◆ YOUR TASK ◆
Output the entries verbatim, including every line.

◆ SOURCE MATERIAL ◆
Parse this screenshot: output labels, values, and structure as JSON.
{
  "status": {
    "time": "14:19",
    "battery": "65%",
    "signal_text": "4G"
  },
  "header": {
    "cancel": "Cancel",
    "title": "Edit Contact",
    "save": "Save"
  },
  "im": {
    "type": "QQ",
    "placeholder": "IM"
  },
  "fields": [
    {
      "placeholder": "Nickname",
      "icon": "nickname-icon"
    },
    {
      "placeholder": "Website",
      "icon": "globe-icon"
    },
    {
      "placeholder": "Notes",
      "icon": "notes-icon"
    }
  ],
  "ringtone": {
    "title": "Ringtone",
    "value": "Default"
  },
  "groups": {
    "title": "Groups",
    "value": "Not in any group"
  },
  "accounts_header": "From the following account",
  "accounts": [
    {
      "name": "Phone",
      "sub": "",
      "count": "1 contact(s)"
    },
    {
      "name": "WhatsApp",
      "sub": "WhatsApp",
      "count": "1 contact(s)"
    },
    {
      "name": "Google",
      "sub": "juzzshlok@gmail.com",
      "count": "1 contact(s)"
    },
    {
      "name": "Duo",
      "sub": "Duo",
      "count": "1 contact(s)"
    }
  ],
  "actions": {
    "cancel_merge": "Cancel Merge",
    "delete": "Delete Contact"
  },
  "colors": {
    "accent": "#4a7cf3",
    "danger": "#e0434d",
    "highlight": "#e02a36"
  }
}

◆ FULL SOLUTION ◆
Parse this screenshot: output labels, values, and structure as JSON.
{
  "status": {
    "time": "14:19",
    "battery": "65%",
    "signal_text": "4G"
  },
  "header": {
    "cancel": "Cancel",
    "title": "Edit Contact",
    "save": "Save"
  },
  "im": {
    "type": "QQ",
    "placeholder": "IM"
  },
  "fields": [
    {
      "placeholder": "Nickname",
      "icon": "nickname-icon"
    },
    {
      "placeholder": "Website",
      "icon": "globe-icon"
    },
    {
      "placeholder": "Notes",
      "icon": "notes-icon"
    }
  ],
  "ringtone": {
    "title": "Ringtone",
    "value": "Default"
  },
  "groups": {
    "title": "Groups",
    "value": "Not in any group"
  },
  "accounts_header": "From the following account",
  "accounts": [
    {
      "name": "Phone",
      "sub": "",
      "count": "1 contact(s)"
    },
    {
      "name": "WhatsApp",
      "sub": "WhatsApp",
      "count": "1 contact(s)"
    },
    {
      "name": "Google",
      "sub": "juzzshlok@gmail.com",
      "count": "1 contact(s)"
    },
    {
      "name": "Duo",
      "sub": "Duo",
      "count": "1 contact(s)"
    }
  ],
  "actions": {
    "cancel_merge": "Cancel Merge",
    "delete": "Delete Contact"
  },
  "colors": {
    "accent": "#4a7cf3",
    "danger": "#e0434d",
    "highlight": "#e02a36"
  }
}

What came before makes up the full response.